#### [Directions for this task]
Each record below is to be copied word for word, with pictures removed.

#### [Rows]
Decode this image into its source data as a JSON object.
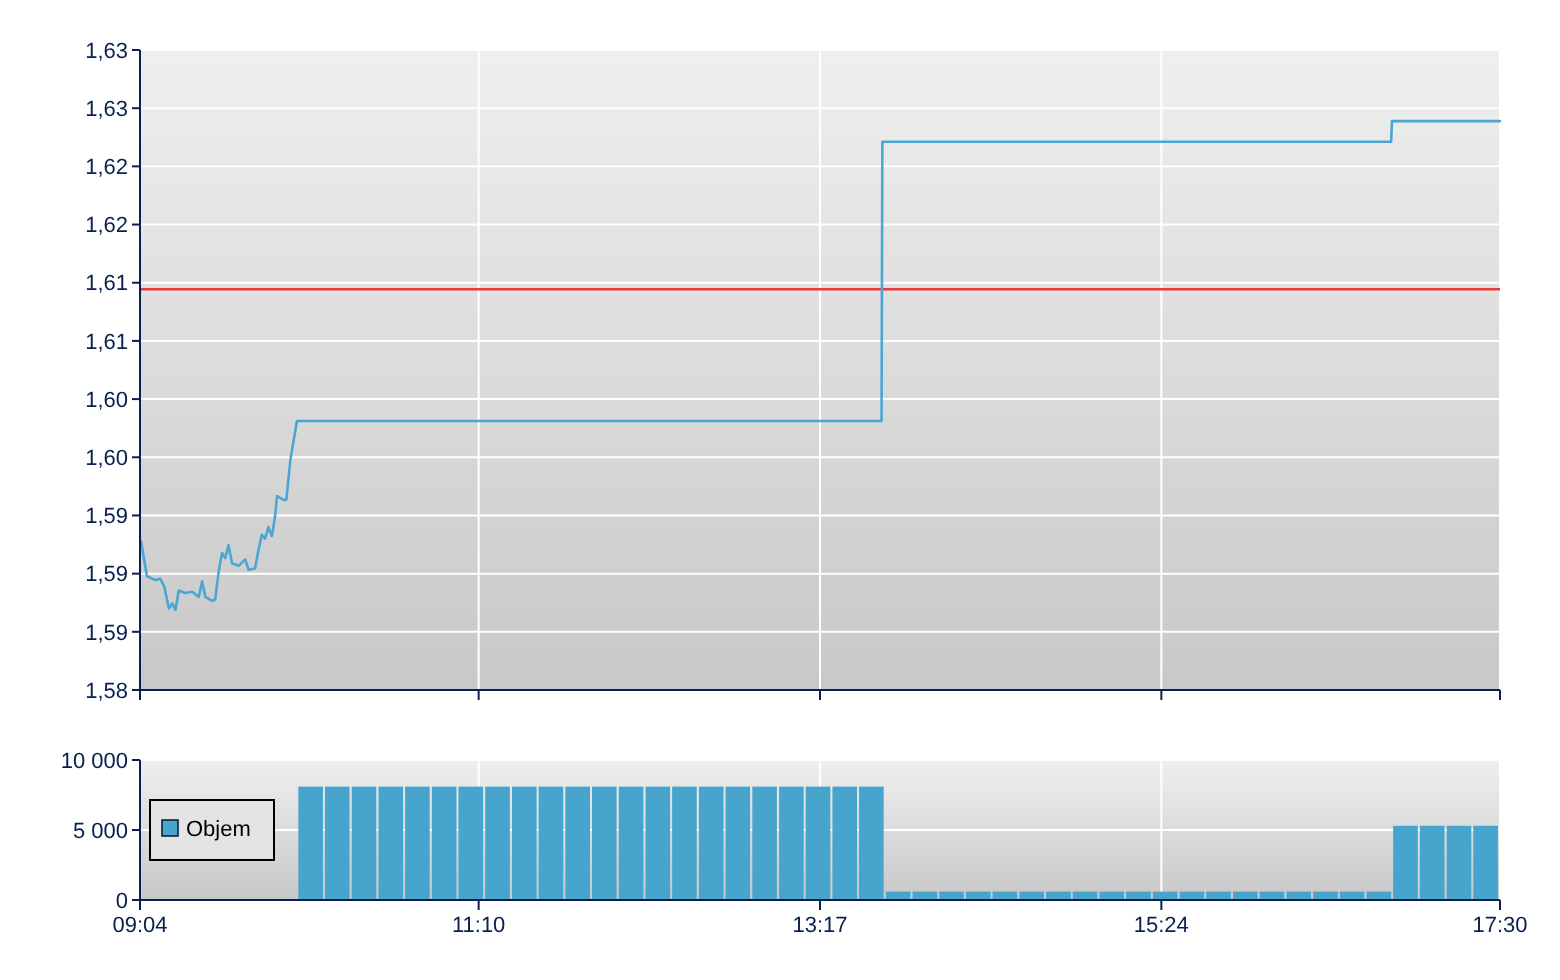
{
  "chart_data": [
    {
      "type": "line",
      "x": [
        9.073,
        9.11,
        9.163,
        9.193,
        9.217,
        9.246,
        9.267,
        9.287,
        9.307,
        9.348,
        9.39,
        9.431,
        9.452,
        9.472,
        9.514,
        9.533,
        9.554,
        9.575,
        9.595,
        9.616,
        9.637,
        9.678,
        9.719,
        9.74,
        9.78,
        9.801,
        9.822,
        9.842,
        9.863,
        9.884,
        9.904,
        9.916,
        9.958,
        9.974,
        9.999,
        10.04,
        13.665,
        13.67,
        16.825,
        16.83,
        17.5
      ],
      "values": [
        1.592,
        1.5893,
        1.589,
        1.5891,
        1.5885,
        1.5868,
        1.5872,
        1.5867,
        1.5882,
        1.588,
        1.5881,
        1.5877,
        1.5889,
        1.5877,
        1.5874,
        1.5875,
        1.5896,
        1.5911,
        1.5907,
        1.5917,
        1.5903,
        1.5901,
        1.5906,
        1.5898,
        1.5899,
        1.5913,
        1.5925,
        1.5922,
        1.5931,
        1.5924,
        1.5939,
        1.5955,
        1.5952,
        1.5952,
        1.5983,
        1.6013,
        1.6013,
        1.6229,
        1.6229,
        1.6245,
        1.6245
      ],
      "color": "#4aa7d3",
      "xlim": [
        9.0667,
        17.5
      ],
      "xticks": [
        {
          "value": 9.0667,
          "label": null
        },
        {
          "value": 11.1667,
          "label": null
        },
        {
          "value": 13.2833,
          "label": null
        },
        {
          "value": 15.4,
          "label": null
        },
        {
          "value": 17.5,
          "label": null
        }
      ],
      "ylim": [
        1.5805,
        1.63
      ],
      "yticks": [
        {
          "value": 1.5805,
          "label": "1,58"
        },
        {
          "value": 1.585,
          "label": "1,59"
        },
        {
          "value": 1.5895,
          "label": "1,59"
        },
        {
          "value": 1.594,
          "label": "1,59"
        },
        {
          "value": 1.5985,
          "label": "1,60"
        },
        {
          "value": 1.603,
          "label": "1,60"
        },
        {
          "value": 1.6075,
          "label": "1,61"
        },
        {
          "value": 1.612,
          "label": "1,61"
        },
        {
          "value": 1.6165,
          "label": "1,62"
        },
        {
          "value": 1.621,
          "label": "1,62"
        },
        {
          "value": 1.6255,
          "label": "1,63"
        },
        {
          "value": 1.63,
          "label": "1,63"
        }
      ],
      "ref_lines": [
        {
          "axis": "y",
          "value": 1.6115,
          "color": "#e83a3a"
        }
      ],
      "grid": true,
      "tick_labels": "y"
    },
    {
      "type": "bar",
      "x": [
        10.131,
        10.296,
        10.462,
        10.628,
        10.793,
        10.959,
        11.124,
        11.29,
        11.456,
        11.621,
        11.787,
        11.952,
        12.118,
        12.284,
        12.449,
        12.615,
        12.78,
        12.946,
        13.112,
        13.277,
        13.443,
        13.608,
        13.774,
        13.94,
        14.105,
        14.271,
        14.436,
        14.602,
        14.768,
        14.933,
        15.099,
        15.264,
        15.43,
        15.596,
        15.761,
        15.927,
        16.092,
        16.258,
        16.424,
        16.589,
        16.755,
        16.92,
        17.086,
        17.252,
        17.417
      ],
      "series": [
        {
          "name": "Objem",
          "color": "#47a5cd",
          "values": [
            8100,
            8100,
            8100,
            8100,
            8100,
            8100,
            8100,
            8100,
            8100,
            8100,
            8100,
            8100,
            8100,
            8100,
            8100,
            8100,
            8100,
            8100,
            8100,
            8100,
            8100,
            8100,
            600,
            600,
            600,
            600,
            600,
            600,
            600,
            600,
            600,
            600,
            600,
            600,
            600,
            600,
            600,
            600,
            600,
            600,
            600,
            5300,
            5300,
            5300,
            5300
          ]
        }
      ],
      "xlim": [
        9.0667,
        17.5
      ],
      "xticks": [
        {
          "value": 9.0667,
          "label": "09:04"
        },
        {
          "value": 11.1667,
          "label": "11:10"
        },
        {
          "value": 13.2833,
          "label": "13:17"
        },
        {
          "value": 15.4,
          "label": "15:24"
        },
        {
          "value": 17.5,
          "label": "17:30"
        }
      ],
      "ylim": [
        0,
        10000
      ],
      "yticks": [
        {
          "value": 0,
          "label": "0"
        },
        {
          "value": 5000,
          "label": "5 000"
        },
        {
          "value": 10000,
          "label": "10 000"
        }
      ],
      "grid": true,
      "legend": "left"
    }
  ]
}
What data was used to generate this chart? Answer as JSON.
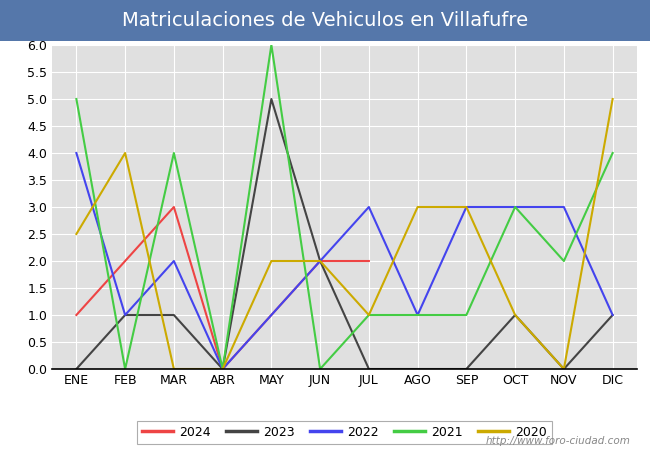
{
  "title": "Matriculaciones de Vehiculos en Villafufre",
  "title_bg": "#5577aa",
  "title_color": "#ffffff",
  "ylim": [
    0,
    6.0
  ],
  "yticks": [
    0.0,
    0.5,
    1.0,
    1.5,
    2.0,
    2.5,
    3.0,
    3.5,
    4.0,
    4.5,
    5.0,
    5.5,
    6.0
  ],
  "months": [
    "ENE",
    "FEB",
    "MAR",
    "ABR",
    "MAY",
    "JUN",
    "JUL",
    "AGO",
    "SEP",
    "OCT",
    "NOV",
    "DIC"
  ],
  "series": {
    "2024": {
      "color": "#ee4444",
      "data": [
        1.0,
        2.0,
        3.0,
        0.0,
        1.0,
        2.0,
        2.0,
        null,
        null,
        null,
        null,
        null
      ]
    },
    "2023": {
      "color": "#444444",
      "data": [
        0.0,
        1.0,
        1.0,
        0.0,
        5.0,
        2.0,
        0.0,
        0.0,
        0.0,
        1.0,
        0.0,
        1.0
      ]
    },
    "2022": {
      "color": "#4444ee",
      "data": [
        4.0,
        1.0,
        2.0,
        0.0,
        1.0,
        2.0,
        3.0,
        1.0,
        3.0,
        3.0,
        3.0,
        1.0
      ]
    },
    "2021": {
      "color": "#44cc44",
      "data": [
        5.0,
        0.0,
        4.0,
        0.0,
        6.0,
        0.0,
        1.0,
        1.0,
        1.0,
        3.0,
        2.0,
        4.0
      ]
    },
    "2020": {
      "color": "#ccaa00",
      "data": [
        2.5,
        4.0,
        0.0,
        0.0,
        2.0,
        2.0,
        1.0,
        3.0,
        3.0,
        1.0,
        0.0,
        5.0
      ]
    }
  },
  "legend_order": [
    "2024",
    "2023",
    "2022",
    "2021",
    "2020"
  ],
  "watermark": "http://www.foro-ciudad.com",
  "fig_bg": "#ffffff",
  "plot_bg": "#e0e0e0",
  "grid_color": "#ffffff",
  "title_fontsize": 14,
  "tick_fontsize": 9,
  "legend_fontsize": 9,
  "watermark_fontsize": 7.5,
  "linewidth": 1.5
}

#### [Solution to this exercise]
Decode this image into its source data as a JSON object.
{
  "chart_data": [
    {
      "type": "line",
      "x": [
        9.073,
        9.11,
        9.163,
        9.193,
        9.217,
        9.246,
        9.267,
        9.287,
        9.307,
        9.348,
        9.39,
        9.431,
        9.452,
        9.472,
        9.514,
        9.533,
        9.554,
        9.575,
        9.595,
        9.616,
        9.637,
        9.678,
        9.719,
        9.74,
        9.78,
        9.801,
        9.822,
        9.842,
        9.863,
        9.884,
        9.904,
        9.916,
        9.958,
        9.974,
        9.999,
        10.04,
        13.665,
        13.67,
        16.825,
        16.83,
        17.5
      ],
      "values": [
        1.592,
        1.5893,
        1.589,
        1.5891,
        1.5885,
        1.5868,
        1.5872,
        1.5867,
        1.5882,
        1.588,
        1.5881,
        1.5877,
        1.5889,
        1.5877,
        1.5874,
        1.5875,
        1.5896,
        1.5911,
        1.5907,
        1.5917,
        1.5903,
        1.5901,
        1.5906,
        1.5898,
        1.5899,
        1.5913,
        1.5925,
        1.5922,
        1.5931,
        1.5924,
        1.5939,
        1.5955,
        1.5952,
        1.5952,
        1.5983,
        1.6013,
        1.6013,
        1.6229,
        1.6229,
        1.6245,
        1.6245
      ],
      "color": "#4aa7d3",
      "xlim": [
        9.0667,
        17.5
      ],
      "xticks": [
        {
          "value": 9.0667,
          "label": null
        },
        {
          "value": 11.1667,
          "label": null
        },
        {
          "value": 13.2833,
          "label": null
        },
        {
          "value": 15.4,
          "label": null
        },
        {
          "value": 17.5,
          "label": null
        }
      ],
      "ylim": [
        1.5805,
        1.63
      ],
      "yticks": [
        {
          "value": 1.5805,
          "label": "1,58"
        },
        {
          "value": 1.585,
          "label": "1,59"
        },
        {
          "value": 1.5895,
          "label": "1,59"
        },
        {
          "value": 1.594,
          "label": "1,59"
        },
        {
          "value": 1.5985,
          "label": "1,60"
        },
        {
          "value": 1.603,
          "label": "1,60"
        },
        {
          "value": 1.6075,
          "label": "1,61"
        },
        {
          "value": 1.612,
          "label": "1,61"
        },
        {
          "value": 1.6165,
          "label": "1,62"
        },
        {
          "value": 1.621,
          "label": "1,62"
        },
        {
          "value": 1.6255,
          "label": "1,63"
        },
        {
          "value": 1.63,
          "label": "1,63"
        }
      ],
      "ref_lines": [
        {
          "axis": "y",
          "value": 1.6115,
          "color": "#e83a3a"
        }
      ],
      "grid": true,
      "tick_labels": "y"
    },
    {
      "type": "bar",
      "x": [
        10.131,
        10.296,
        10.462,
        10.628,
        10.793,
        10.959,
        11.124,
        11.29,
        11.456,
        11.621,
        11.787,
        11.952,
        12.118,
        12.284,
        12.449,
        12.615,
        12.78,
        12.946,
        13.112,
        13.277,
        13.443,
        13.608,
        13.774,
        13.94,
        14.105,
        14.271,
        14.436,
        14.602,
        14.768,
        14.933,
        15.099,
        15.264,
        15.43,
        15.596,
        15.761,
        15.927,
        16.092,
        16.258,
        16.424,
        16.589,
        16.755,
        16.92,
        17.086,
        17.252,
        17.417
      ],
      "series": [
        {
          "name": "Objem",
          "color": "#47a5cd",
          "values": [
            8100,
            8100,
            8100,
            8100,
            8100,
            8100,
            8100,
            8100,
            8100,
            8100,
            8100,
            8100,
            8100,
            8100,
            8100,
            8100,
            8100,
            8100,
            8100,
            8100,
            8100,
            8100,
            600,
            600,
            600,
            600,
            600,
            600,
            600,
            600,
            600,
            600,
            600,
            600,
            600,
            600,
            600,
            600,
            600,
            600,
            600,
            5300,
            5300,
            5300,
            5300
          ]
        }
      ],
      "xlim": [
        9.0667,
        17.5
      ],
      "xticks": [
        {
          "value": 9.0667,
          "label": "09:04"
        },
        {
          "value": 11.1667,
          "label": "11:10"
        },
        {
          "value": 13.2833,
          "label": "13:17"
        },
        {
          "value": 15.4,
          "label": "15:24"
        },
        {
          "value": 17.5,
          "label": "17:30"
        }
      ],
      "ylim": [
        0,
        10000
      ],
      "yticks": [
        {
          "value": 0,
          "label": "0"
        },
        {
          "value": 5000,
          "label": "5 000"
        },
        {
          "value": 10000,
          "label": "10 000"
        }
      ],
      "grid": true,
      "legend": "left"
    }
  ]
}
What data was used to generate this chart? Answer as JSON.
{
  "title": "Matriculaciones de Vehiculos en Villafufre",
  "title_bg": "#5577aa",
  "title_color": "#ffffff",
  "ylim": [
    0,
    6.0
  ],
  "yticks": [
    0.0,
    0.5,
    1.0,
    1.5,
    2.0,
    2.5,
    3.0,
    3.5,
    4.0,
    4.5,
    5.0,
    5.5,
    6.0
  ],
  "months": [
    "ENE",
    "FEB",
    "MAR",
    "ABR",
    "MAY",
    "JUN",
    "JUL",
    "AGO",
    "SEP",
    "OCT",
    "NOV",
    "DIC"
  ],
  "series": {
    "2024": {
      "color": "#ee4444",
      "data": [
        1.0,
        2.0,
        3.0,
        0.0,
        1.0,
        2.0,
        2.0,
        null,
        null,
        null,
        null,
        null
      ]
    },
    "2023": {
      "color": "#444444",
      "data": [
        0.0,
        1.0,
        1.0,
        0.0,
        5.0,
        2.0,
        0.0,
        0.0,
        0.0,
        1.0,
        0.0,
        1.0
      ]
    },
    "2022": {
      "color": "#4444ee",
      "data": [
        4.0,
        1.0,
        2.0,
        0.0,
        1.0,
        2.0,
        3.0,
        1.0,
        3.0,
        3.0,
        3.0,
        1.0
      ]
    },
    "2021": {
      "color": "#44cc44",
      "data": [
        5.0,
        0.0,
        4.0,
        0.0,
        6.0,
        0.0,
        1.0,
        1.0,
        1.0,
        3.0,
        2.0,
        4.0
      ]
    },
    "2020": {
      "color": "#ccaa00",
      "data": [
        2.5,
        4.0,
        0.0,
        0.0,
        2.0,
        2.0,
        1.0,
        3.0,
        3.0,
        1.0,
        0.0,
        5.0
      ]
    }
  },
  "legend_order": [
    "2024",
    "2023",
    "2022",
    "2021",
    "2020"
  ],
  "watermark": "http://www.foro-ciudad.com",
  "fig_bg": "#ffffff",
  "plot_bg": "#e0e0e0",
  "grid_color": "#ffffff",
  "title_fontsize": 14,
  "tick_fontsize": 9,
  "legend_fontsize": 9,
  "watermark_fontsize": 7.5,
  "linewidth": 1.5
}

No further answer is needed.